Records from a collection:
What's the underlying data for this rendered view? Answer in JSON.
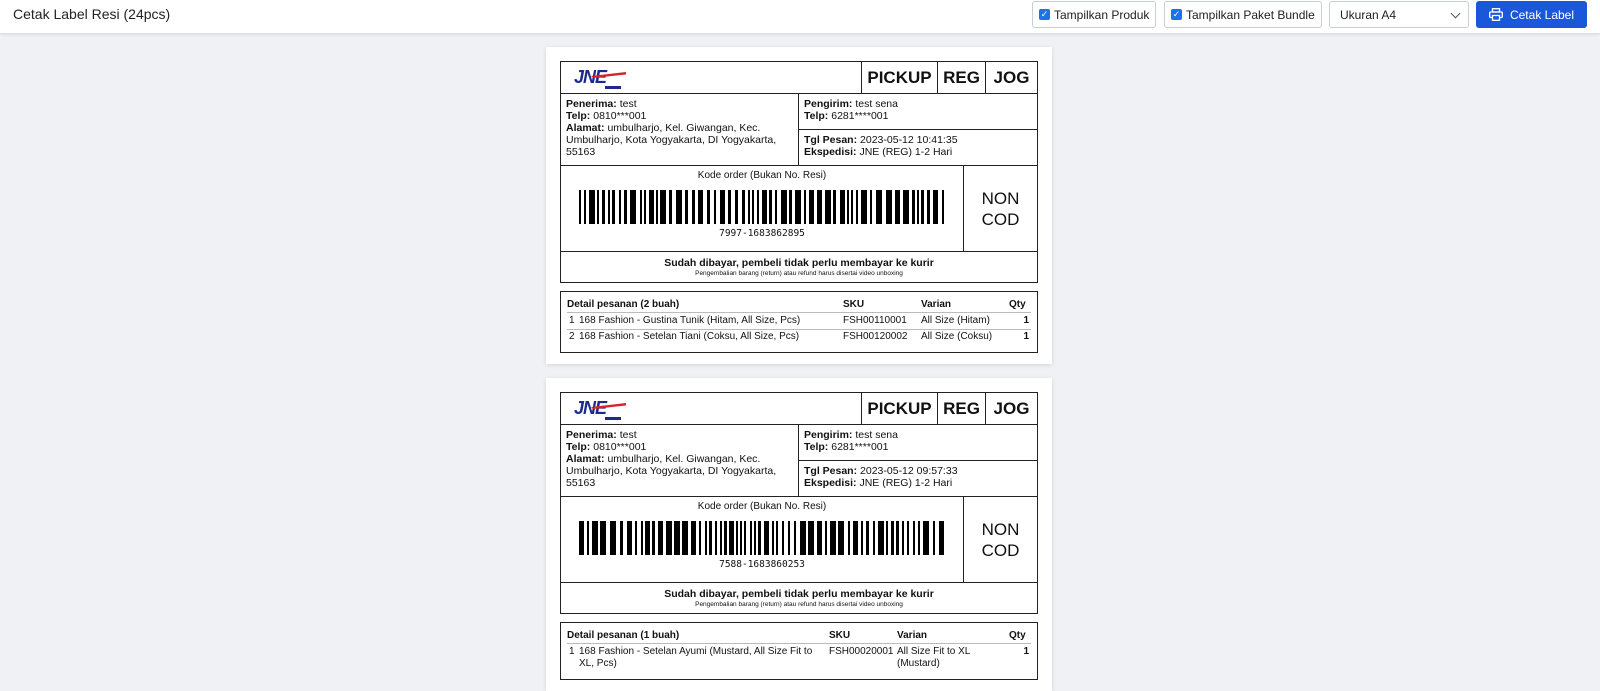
{
  "toolbar": {
    "title": "Cetak Label Resi (24pcs)",
    "show_products_label": "Tampilkan Produk",
    "show_bundle_label": "Tampilkan Paket Bundle",
    "size_select_value": "Ukuran A4",
    "print_button_label": "Cetak Label",
    "accent_color": "#1a57db"
  },
  "labels": [
    {
      "courier_logo": "JNE",
      "tags": [
        "PICKUP",
        "REG",
        "JOG"
      ],
      "recipient_label": "Penerima:",
      "recipient_name": "test",
      "recipient_phone_label": "Telp:",
      "recipient_phone": "0810***001",
      "recipient_address_label": "Alamat:",
      "recipient_address": "umbulharjo, Kel. Giwangan, Kec. Umbulharjo, Kota Yogyakarta, DI Yogyakarta, 55163",
      "sender_label": "Pengirim:",
      "sender_name": "test sena",
      "sender_phone_label": "Telp:",
      "sender_phone": "6281****001",
      "order_date_label": "Tgl Pesan:",
      "order_date": "2023-05-12 10:41:35",
      "expedition_label": "Ekspedisi:",
      "expedition": "JNE (REG) 1-2 Hari",
      "order_code_title": "Kode order (Bukan No. Resi)",
      "order_code": "7997-1683862895",
      "cod_status": "NON COD",
      "paid_note": "Sudah dibayar, pembeli tidak perlu membayar ke kurir",
      "return_note": "Pengembalian barang (return) atau refund harus disertai video unboxing",
      "detail_header": "Detail pesanan (2 buah)",
      "col_sku": "SKU",
      "col_variant": "Varian",
      "col_qty": "Qty",
      "items": [
        {
          "no": "1",
          "name": "168 Fashion - Gustina Tunik (Hitam, All Size, Pcs)",
          "sku": "FSH00110001",
          "variant": "All Size (Hitam)",
          "qty": "1"
        },
        {
          "no": "2",
          "name": "168 Fashion - Setelan Tiani (Coksu, All Size, Pcs)",
          "sku": "FSH00120002",
          "variant": "All Size (Coksu)",
          "qty": "1"
        }
      ]
    },
    {
      "courier_logo": "JNE",
      "tags": [
        "PICKUP",
        "REG",
        "JOG"
      ],
      "recipient_label": "Penerima:",
      "recipient_name": "test",
      "recipient_phone_label": "Telp:",
      "recipient_phone": "0810***001",
      "recipient_address_label": "Alamat:",
      "recipient_address": "umbulharjo, Kel. Giwangan, Kec. Umbulharjo, Kota Yogyakarta, DI Yogyakarta, 55163",
      "sender_label": "Pengirim:",
      "sender_name": "test sena",
      "sender_phone_label": "Telp:",
      "sender_phone": "6281****001",
      "order_date_label": "Tgl Pesan:",
      "order_date": "2023-05-12 09:57:33",
      "expedition_label": "Ekspedisi:",
      "expedition": "JNE (REG) 1-2 Hari",
      "order_code_title": "Kode order (Bukan No. Resi)",
      "order_code": "7588-1683860253",
      "cod_status": "NON COD",
      "paid_note": "Sudah dibayar, pembeli tidak perlu membayar ke kurir",
      "return_note": "Pengembalian barang (return) atau refund harus disertai video unboxing",
      "detail_header": "Detail pesanan (1 buah)",
      "col_sku": "SKU",
      "col_variant": "Varian",
      "col_qty": "Qty",
      "items": [
        {
          "no": "1",
          "name": "168 Fashion - Setelan Ayumi (Mustard, All Size Fit to XL, Pcs)",
          "sku": "FSH00020001",
          "variant": "All Size Fit to XL (Mustard)",
          "qty": "1"
        }
      ]
    }
  ]
}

AIM OF THE TASK.
Reproduce every line precisely as given, omitting all pictures.

EXPECTED ANSWER.
What's the underlying data for this rendered view? Answer in JSON.
{
  "toolbar": {
    "title": "Cetak Label Resi (24pcs)",
    "show_products_label": "Tampilkan Produk",
    "show_bundle_label": "Tampilkan Paket Bundle",
    "size_select_value": "Ukuran A4",
    "print_button_label": "Cetak Label",
    "accent_color": "#1a57db"
  },
  "labels": [
    {
      "courier_logo": "JNE",
      "tags": [
        "PICKUP",
        "REG",
        "JOG"
      ],
      "recipient_label": "Penerima:",
      "recipient_name": "test",
      "recipient_phone_label": "Telp:",
      "recipient_phone": "0810***001",
      "recipient_address_label": "Alamat:",
      "recipient_address": "umbulharjo, Kel. Giwangan, Kec. Umbulharjo, Kota Yogyakarta, DI Yogyakarta, 55163",
      "sender_label": "Pengirim:",
      "sender_name": "test sena",
      "sender_phone_label": "Telp:",
      "sender_phone": "6281****001",
      "order_date_label": "Tgl Pesan:",
      "order_date": "2023-05-12 10:41:35",
      "expedition_label": "Ekspedisi:",
      "expedition": "JNE (REG) 1-2 Hari",
      "order_code_title": "Kode order (Bukan No. Resi)",
      "order_code": "7997-1683862895",
      "cod_status": "NON COD",
      "paid_note": "Sudah dibayar, pembeli tidak perlu membayar ke kurir",
      "return_note": "Pengembalian barang (return) atau refund harus disertai video unboxing",
      "detail_header": "Detail pesanan (2 buah)",
      "col_sku": "SKU",
      "col_variant": "Varian",
      "col_qty": "Qty",
      "items": [
        {
          "no": "1",
          "name": "168 Fashion - Gustina Tunik (Hitam, All Size, Pcs)",
          "sku": "FSH00110001",
          "variant": "All Size (Hitam)",
          "qty": "1"
        },
        {
          "no": "2",
          "name": "168 Fashion - Setelan Tiani (Coksu, All Size, Pcs)",
          "sku": "FSH00120002",
          "variant": "All Size (Coksu)",
          "qty": "1"
        }
      ]
    },
    {
      "courier_logo": "JNE",
      "tags": [
        "PICKUP",
        "REG",
        "JOG"
      ],
      "recipient_label": "Penerima:",
      "recipient_name": "test",
      "recipient_phone_label": "Telp:",
      "recipient_phone": "0810***001",
      "recipient_address_label": "Alamat:",
      "recipient_address": "umbulharjo, Kel. Giwangan, Kec. Umbulharjo, Kota Yogyakarta, DI Yogyakarta, 55163",
      "sender_label": "Pengirim:",
      "sender_name": "test sena",
      "sender_phone_label": "Telp:",
      "sender_phone": "6281****001",
      "order_date_label": "Tgl Pesan:",
      "order_date": "2023-05-12 09:57:33",
      "expedition_label": "Ekspedisi:",
      "expedition": "JNE (REG) 1-2 Hari",
      "order_code_title": "Kode order (Bukan No. Resi)",
      "order_code": "7588-1683860253",
      "cod_status": "NON COD",
      "paid_note": "Sudah dibayar, pembeli tidak perlu membayar ke kurir",
      "return_note": "Pengembalian barang (return) atau refund harus disertai video unboxing",
      "detail_header": "Detail pesanan (1 buah)",
      "col_sku": "SKU",
      "col_variant": "Varian",
      "col_qty": "Qty",
      "items": [
        {
          "no": "1",
          "name": "168 Fashion - Setelan Ayumi (Mustard, All Size Fit to XL, Pcs)",
          "sku": "FSH00020001",
          "variant": "All Size Fit to XL (Mustard)",
          "qty": "1"
        }
      ]
    }
  ]
}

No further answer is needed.